** Start **

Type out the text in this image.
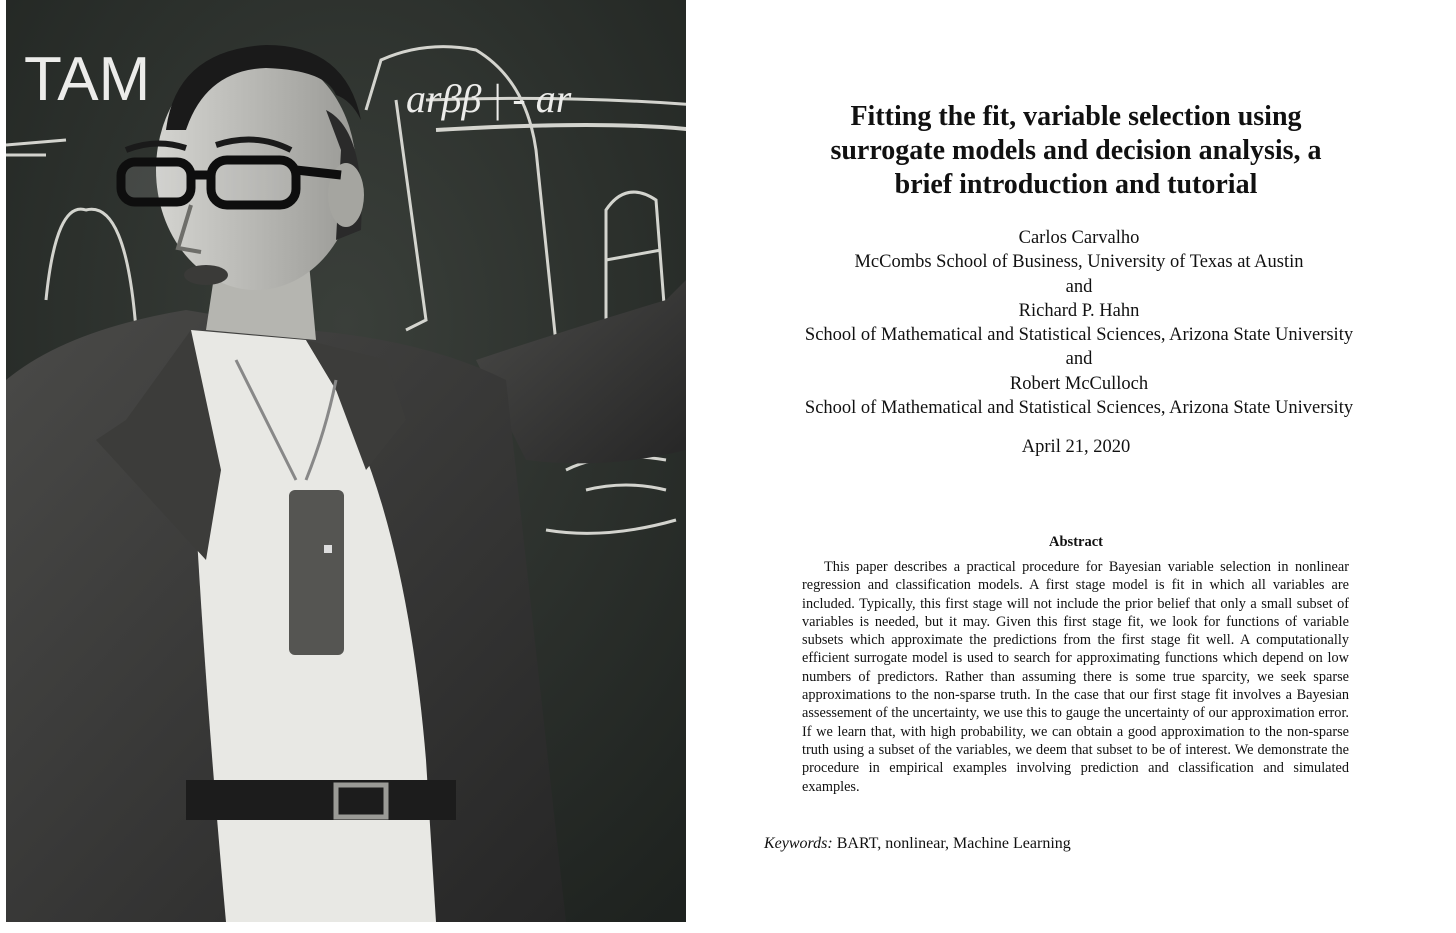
TAM	arββ | - ar	Fitting the fit, variable selection using
surrogate models and decision analysis, a
brief introduction and tutorial
Carlos Carvalho
McCombs School of Business, University of Texas at Austin
and
Richard P. Hahn
School of Mathematical and Statistical Sciences, Arizona State University
and
Robert McCulloch
School of Mathematical and Statistical Sciences, Arizona State University
April 21, 2020
Abstract

This paper describes a practical procedure for Bayesian variable selection in nonlinear regression and classification models. A first stage model is fit in which all variables are included. Typically, this first stage will not include the prior belief that only a small subset of variables is needed, but it may. Given this first stage fit, we look for functions of variable subsets which approximate the predictions from the first stage fit well. A computationally efficient surrogate model is used to search for approximating functions which depend on low numbers of predictors. Rather than assuming there is some true sparcity, we seek sparse approximations to the non-sparse truth. In the case that our first stage fit involves a Bayesian assessement of the uncertainty, we use this to gauge the uncertainty of our approximation error. If we learn that, with high probability, we can obtain a good approximation to the non-sparse truth using a subset of the variables, we deem that subset to be of interest. We demonstrate the procedure in empirical examples involving prediction and classification and simulated examples.

Keywords: BART, nonlinear, Machine Learning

** End **

## Instructions for the task
Output all of the records exactly as they appear above, but not the pictures.

## The result
Type out the text in this image.
TAM	arββ | - ar	Fitting the fit, variable selection using
surrogate models and decision analysis, a
brief introduction and tutorial
Carlos Carvalho
McCombs School of Business, University of Texas at Austin
and
Richard P. Hahn
School of Mathematical and Statistical Sciences, Arizona State University
and
Robert McCulloch
School of Mathematical and Statistical Sciences, Arizona State University
April 21, 2020
Abstract

This paper describes a practical procedure for Bayesian variable selection in nonlinear regression and classification models. A first stage model is fit in which all variables are included. Typically, this first stage will not include the prior belief that only a small subset of variables is needed, but it may. Given this first stage fit, we look for functions of variable subsets which approximate the predictions from the first stage fit well. A computationally efficient surrogate model is used to search for approximating functions which depend on low numbers of predictors. Rather than assuming there is some true sparcity, we seek sparse approximations to the non-sparse truth. In the case that our first stage fit involves a Bayesian assessement of the uncertainty, we use this to gauge the uncertainty of our approximation error. If we learn that, with high probability, we can obtain a good approximation to the non-sparse truth using a subset of the variables, we deem that subset to be of interest. We demonstrate the procedure in empirical examples involving prediction and classification and simulated examples.

Keywords: BART, nonlinear, Machine Learning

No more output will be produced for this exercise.